SHORT PROBLEM:
Print all of the lines exactly. Any picture among them stays out.

TASK DATA:

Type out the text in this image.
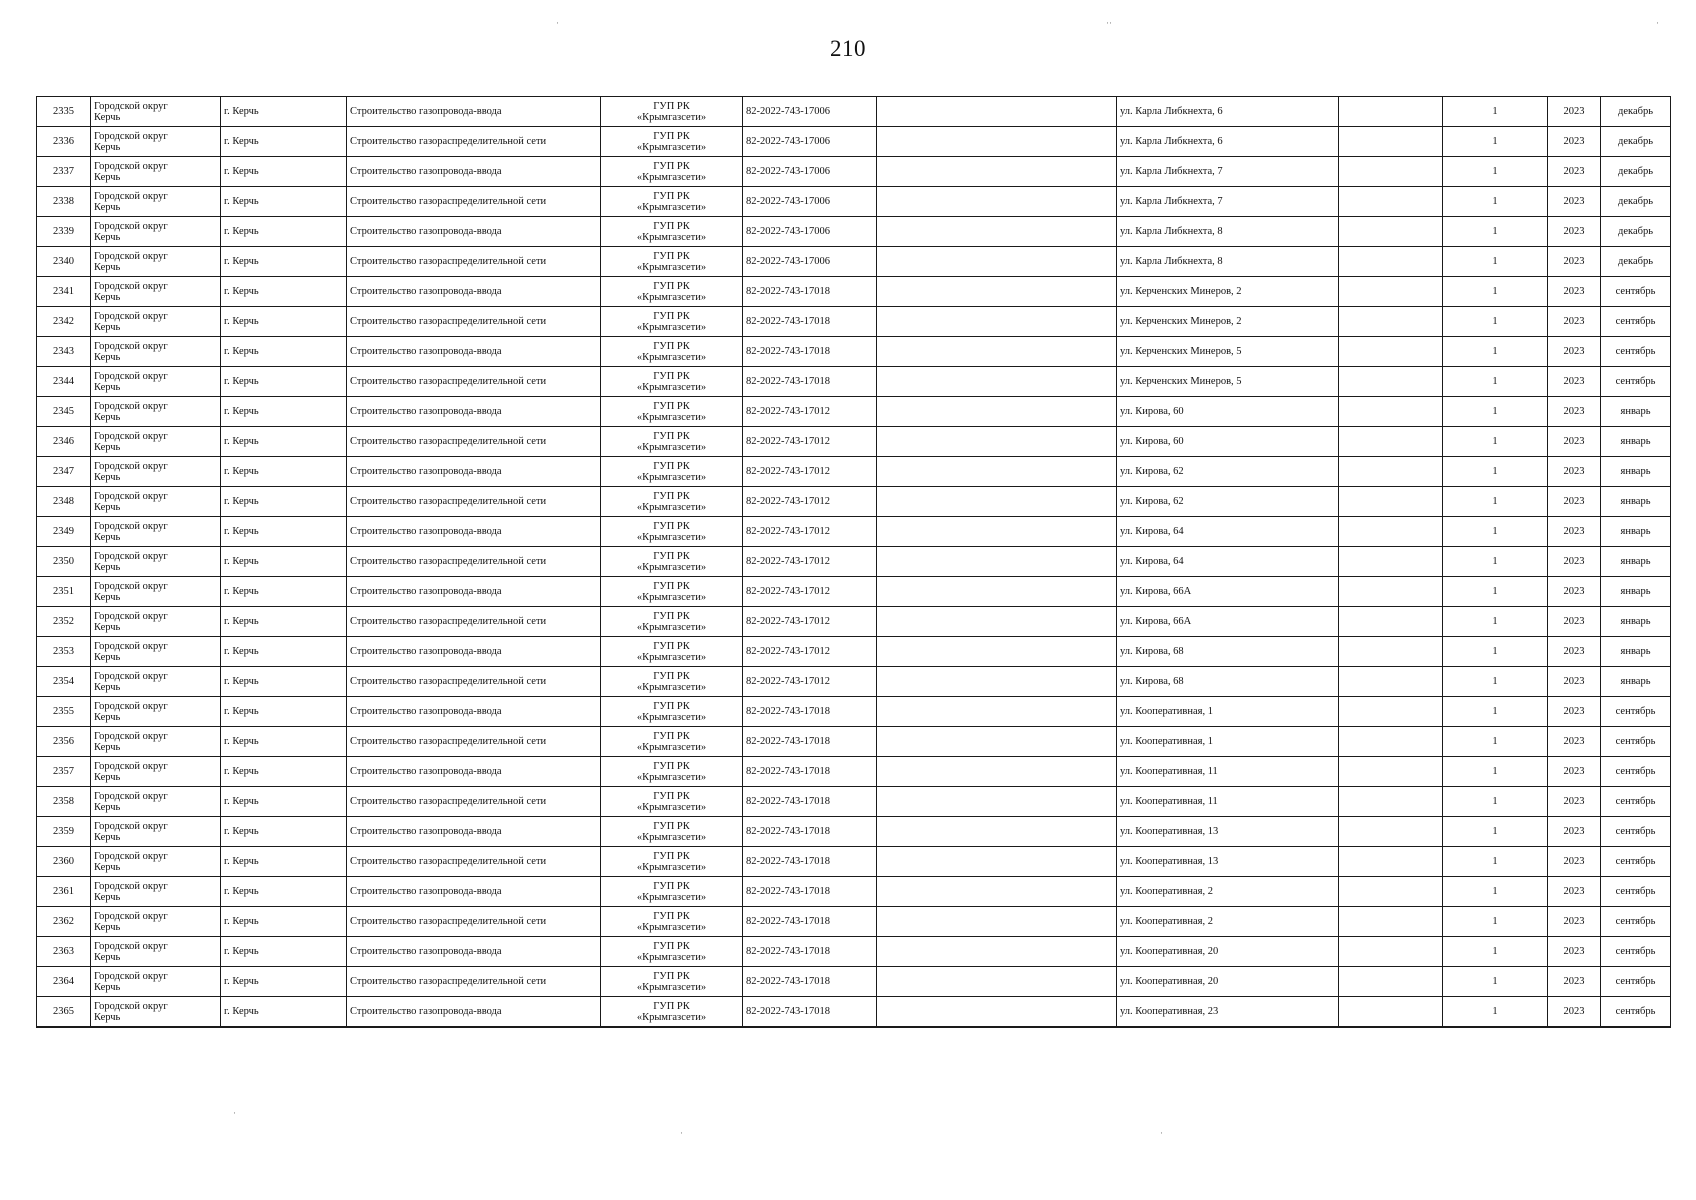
210
·	··	·
·
·	·
2335	Городской округ
Керчь	г. Керчь	Строительство газопровода-ввода	ГУП РК
«Крымгазсети»	82-2022-743-17006		ул. Карла Либкнехта, 6		1	2023	декабрь
2336	Городской округ
Керчь	г. Керчь	Строительство газораспределительной сети	ГУП РК
«Крымгазсети»	82-2022-743-17006		ул. Карла Либкнехта, 6		1	2023	декабрь
2337	Городской округ
Керчь	г. Керчь	Строительство газопровода-ввода	ГУП РК
«Крымгазсети»	82-2022-743-17006		ул. Карла Либкнехта, 7		1	2023	декабрь
2338	Городской округ
Керчь	г. Керчь	Строительство газораспределительной сети	ГУП РК
«Крымгазсети»	82-2022-743-17006		ул. Карла Либкнехта, 7		1	2023	декабрь
2339	Городской округ
Керчь	г. Керчь	Строительство газопровода-ввода	ГУП РК
«Крымгазсети»	82-2022-743-17006		ул. Карла Либкнехта, 8		1	2023	декабрь
2340	Городской округ
Керчь	г. Керчь	Строительство газораспределительной сети	ГУП РК
«Крымгазсети»	82-2022-743-17006		ул. Карла Либкнехта, 8		1	2023	декабрь
2341	Городской округ
Керчь	г. Керчь	Строительство газопровода-ввода	ГУП РК
«Крымгазсети»	82-2022-743-17018		ул. Керченских Минеров, 2		1	2023	сентябрь
2342	Городской округ
Керчь	г. Керчь	Строительство газораспределительной сети	ГУП РК
«Крымгазсети»	82-2022-743-17018		ул. Керченских Минеров, 2		1	2023	сентябрь
2343	Городской округ
Керчь	г. Керчь	Строительство газопровода-ввода	ГУП РК
«Крымгазсети»	82-2022-743-17018		ул. Керченских Минеров, 5		1	2023	сентябрь
2344	Городской округ
Керчь	г. Керчь	Строительство газораспределительной сети	ГУП РК
«Крымгазсети»	82-2022-743-17018		ул. Керченских Минеров, 5		1	2023	сентябрь
2345	Городской округ
Керчь	г. Керчь	Строительство газопровода-ввода	ГУП РК
«Крымгазсети»	82-2022-743-17012		ул. Кирова, 60		1	2023	январь
2346	Городской округ
Керчь	г. Керчь	Строительство газораспределительной сети	ГУП РК
«Крымгазсети»	82-2022-743-17012		ул. Кирова, 60		1	2023	январь
2347	Городской округ
Керчь	г. Керчь	Строительство газопровода-ввода	ГУП РК
«Крымгазсети»	82-2022-743-17012		ул. Кирова, 62		1	2023	январь
2348	Городской округ
Керчь	г. Керчь	Строительство газораспределительной сети	ГУП РК
«Крымгазсети»	82-2022-743-17012		ул. Кирова, 62		1	2023	январь
2349	Городской округ
Керчь	г. Керчь	Строительство газопровода-ввода	ГУП РК
«Крымгазсети»	82-2022-743-17012		ул. Кирова, 64		1	2023	январь
2350	Городской округ
Керчь	г. Керчь	Строительство газораспределительной сети	ГУП РК
«Крымгазсети»	82-2022-743-17012		ул. Кирова, 64		1	2023	январь
2351	Городской округ
Керчь	г. Керчь	Строительство газопровода-ввода	ГУП РК
«Крымгазсети»	82-2022-743-17012		ул. Кирова, 66А		1	2023	январь
2352	Городской округ
Керчь	г. Керчь	Строительство газораспределительной сети	ГУП РК
«Крымгазсети»	82-2022-743-17012		ул. Кирова, 66А		1	2023	январь
2353	Городской округ
Керчь	г. Керчь	Строительство газопровода-ввода	ГУП РК
«Крымгазсети»	82-2022-743-17012		ул. Кирова, 68		1	2023	январь
2354	Городской округ
Керчь	г. Керчь	Строительство газораспределительной сети	ГУП РК
«Крымгазсети»	82-2022-743-17012		ул. Кирова, 68		1	2023	январь
2355	Городской округ
Керчь	г. Керчь	Строительство газопровода-ввода	ГУП РК
«Крымгазсети»	82-2022-743-17018		ул. Кооперативная, 1		1	2023	сентябрь
2356	Городской округ
Керчь	г. Керчь	Строительство газораспределительной сети	ГУП РК
«Крымгазсети»	82-2022-743-17018		ул. Кооперативная, 1		1	2023	сентябрь
2357	Городской округ
Керчь	г. Керчь	Строительство газопровода-ввода	ГУП РК
«Крымгазсети»	82-2022-743-17018		ул. Кооперативная, 11		1	2023	сентябрь
2358	Городской округ
Керчь	г. Керчь	Строительство газораспределительной сети	ГУП РК
«Крымгазсети»	82-2022-743-17018		ул. Кооперативная, 11		1	2023	сентябрь
2359	Городской округ
Керчь	г. Керчь	Строительство газопровода-ввода	ГУП РК
«Крымгазсети»	82-2022-743-17018		ул. Кооперативная, 13		1	2023	сентябрь
2360	Городской округ
Керчь	г. Керчь	Строительство газораспределительной сети	ГУП РК
«Крымгазсети»	82-2022-743-17018		ул. Кооперативная, 13		1	2023	сентябрь
2361	Городской округ
Керчь	г. Керчь	Строительство газопровода-ввода	ГУП РК
«Крымгазсети»	82-2022-743-17018		ул. Кооперативная, 2		1	2023	сентябрь
2362	Городской округ
Керчь	г. Керчь	Строительство газораспределительной сети	ГУП РК
«Крымгазсети»	82-2022-743-17018		ул. Кооперативная, 2		1	2023	сентябрь
2363	Городской округ
Керчь	г. Керчь	Строительство газопровода-ввода	ГУП РК
«Крымгазсети»	82-2022-743-17018		ул. Кооперативная, 20		1	2023	сентябрь
2364	Городской округ
Керчь	г. Керчь	Строительство газораспределительной сети	ГУП РК
«Крымгазсети»	82-2022-743-17018		ул. Кооперативная, 20		1	2023	сентябрь
2365	Городской округ
Керчь	г. Керчь	Строительство газопровода-ввода	ГУП РК
«Крымгазсети»	82-2022-743-17018		ул. Кооперативная, 23		1	2023	сентябрь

EXERCISE RESULT:
Type out the text in this image.
210
·	··	·
·
·	·
2335	Городской округ
Керчь	г. Керчь	Строительство газопровода-ввода	ГУП РК
«Крымгазсети»	82-2022-743-17006		ул. Карла Либкнехта, 6		1	2023	декабрь
2336	Городской округ
Керчь	г. Керчь	Строительство газораспределительной сети	ГУП РК
«Крымгазсети»	82-2022-743-17006		ул. Карла Либкнехта, 6		1	2023	декабрь
2337	Городской округ
Керчь	г. Керчь	Строительство газопровода-ввода	ГУП РК
«Крымгазсети»	82-2022-743-17006		ул. Карла Либкнехта, 7		1	2023	декабрь
2338	Городской округ
Керчь	г. Керчь	Строительство газораспределительной сети	ГУП РК
«Крымгазсети»	82-2022-743-17006		ул. Карла Либкнехта, 7		1	2023	декабрь
2339	Городской округ
Керчь	г. Керчь	Строительство газопровода-ввода	ГУП РК
«Крымгазсети»	82-2022-743-17006		ул. Карла Либкнехта, 8		1	2023	декабрь
2340	Городской округ
Керчь	г. Керчь	Строительство газораспределительной сети	ГУП РК
«Крымгазсети»	82-2022-743-17006		ул. Карла Либкнехта, 8		1	2023	декабрь
2341	Городской округ
Керчь	г. Керчь	Строительство газопровода-ввода	ГУП РК
«Крымгазсети»	82-2022-743-17018		ул. Керченских Минеров, 2		1	2023	сентябрь
2342	Городской округ
Керчь	г. Керчь	Строительство газораспределительной сети	ГУП РК
«Крымгазсети»	82-2022-743-17018		ул. Керченских Минеров, 2		1	2023	сентябрь
2343	Городской округ
Керчь	г. Керчь	Строительство газопровода-ввода	ГУП РК
«Крымгазсети»	82-2022-743-17018		ул. Керченских Минеров, 5		1	2023	сентябрь
2344	Городской округ
Керчь	г. Керчь	Строительство газораспределительной сети	ГУП РК
«Крымгазсети»	82-2022-743-17018		ул. Керченских Минеров, 5		1	2023	сентябрь
2345	Городской округ
Керчь	г. Керчь	Строительство газопровода-ввода	ГУП РК
«Крымгазсети»	82-2022-743-17012		ул. Кирова, 60		1	2023	январь
2346	Городской округ
Керчь	г. Керчь	Строительство газораспределительной сети	ГУП РК
«Крымгазсети»	82-2022-743-17012		ул. Кирова, 60		1	2023	январь
2347	Городской округ
Керчь	г. Керчь	Строительство газопровода-ввода	ГУП РК
«Крымгазсети»	82-2022-743-17012		ул. Кирова, 62		1	2023	январь
2348	Городской округ
Керчь	г. Керчь	Строительство газораспределительной сети	ГУП РК
«Крымгазсети»	82-2022-743-17012		ул. Кирова, 62		1	2023	январь
2349	Городской округ
Керчь	г. Керчь	Строительство газопровода-ввода	ГУП РК
«Крымгазсети»	82-2022-743-17012		ул. Кирова, 64		1	2023	январь
2350	Городской округ
Керчь	г. Керчь	Строительство газораспределительной сети	ГУП РК
«Крымгазсети»	82-2022-743-17012		ул. Кирова, 64		1	2023	январь
2351	Городской округ
Керчь	г. Керчь	Строительство газопровода-ввода	ГУП РК
«Крымгазсети»	82-2022-743-17012		ул. Кирова, 66А		1	2023	январь
2352	Городской округ
Керчь	г. Керчь	Строительство газораспределительной сети	ГУП РК
«Крымгазсети»	82-2022-743-17012		ул. Кирова, 66А		1	2023	январь
2353	Городской округ
Керчь	г. Керчь	Строительство газопровода-ввода	ГУП РК
«Крымгазсети»	82-2022-743-17012		ул. Кирова, 68		1	2023	январь
2354	Городской округ
Керчь	г. Керчь	Строительство газораспределительной сети	ГУП РК
«Крымгазсети»	82-2022-743-17012		ул. Кирова, 68		1	2023	январь
2355	Городской округ
Керчь	г. Керчь	Строительство газопровода-ввода	ГУП РК
«Крымгазсети»	82-2022-743-17018		ул. Кооперативная, 1		1	2023	сентябрь
2356	Городской округ
Керчь	г. Керчь	Строительство газораспределительной сети	ГУП РК
«Крымгазсети»	82-2022-743-17018		ул. Кооперативная, 1		1	2023	сентябрь
2357	Городской округ
Керчь	г. Керчь	Строительство газопровода-ввода	ГУП РК
«Крымгазсети»	82-2022-743-17018		ул. Кооперативная, 11		1	2023	сентябрь
2358	Городской округ
Керчь	г. Керчь	Строительство газораспределительной сети	ГУП РК
«Крымгазсети»	82-2022-743-17018		ул. Кооперативная, 11		1	2023	сентябрь
2359	Городской округ
Керчь	г. Керчь	Строительство газопровода-ввода	ГУП РК
«Крымгазсети»	82-2022-743-17018		ул. Кооперативная, 13		1	2023	сентябрь
2360	Городской округ
Керчь	г. Керчь	Строительство газораспределительной сети	ГУП РК
«Крымгазсети»	82-2022-743-17018		ул. Кооперативная, 13		1	2023	сентябрь
2361	Городской округ
Керчь	г. Керчь	Строительство газопровода-ввода	ГУП РК
«Крымгазсети»	82-2022-743-17018		ул. Кооперативная, 2		1	2023	сентябрь
2362	Городской округ
Керчь	г. Керчь	Строительство газораспределительной сети	ГУП РК
«Крымгазсети»	82-2022-743-17018		ул. Кооперативная, 2		1	2023	сентябрь
2363	Городской округ
Керчь	г. Керчь	Строительство газопровода-ввода	ГУП РК
«Крымгазсети»	82-2022-743-17018		ул. Кооперативная, 20		1	2023	сентябрь
2364	Городской округ
Керчь	г. Керчь	Строительство газораспределительной сети	ГУП РК
«Крымгазсети»	82-2022-743-17018		ул. Кооперативная, 20		1	2023	сентябрь
2365	Городской округ
Керчь	г. Керчь	Строительство газопровода-ввода	ГУП РК
«Крымгазсети»	82-2022-743-17018		ул. Кооперативная, 23		1	2023	сентябрь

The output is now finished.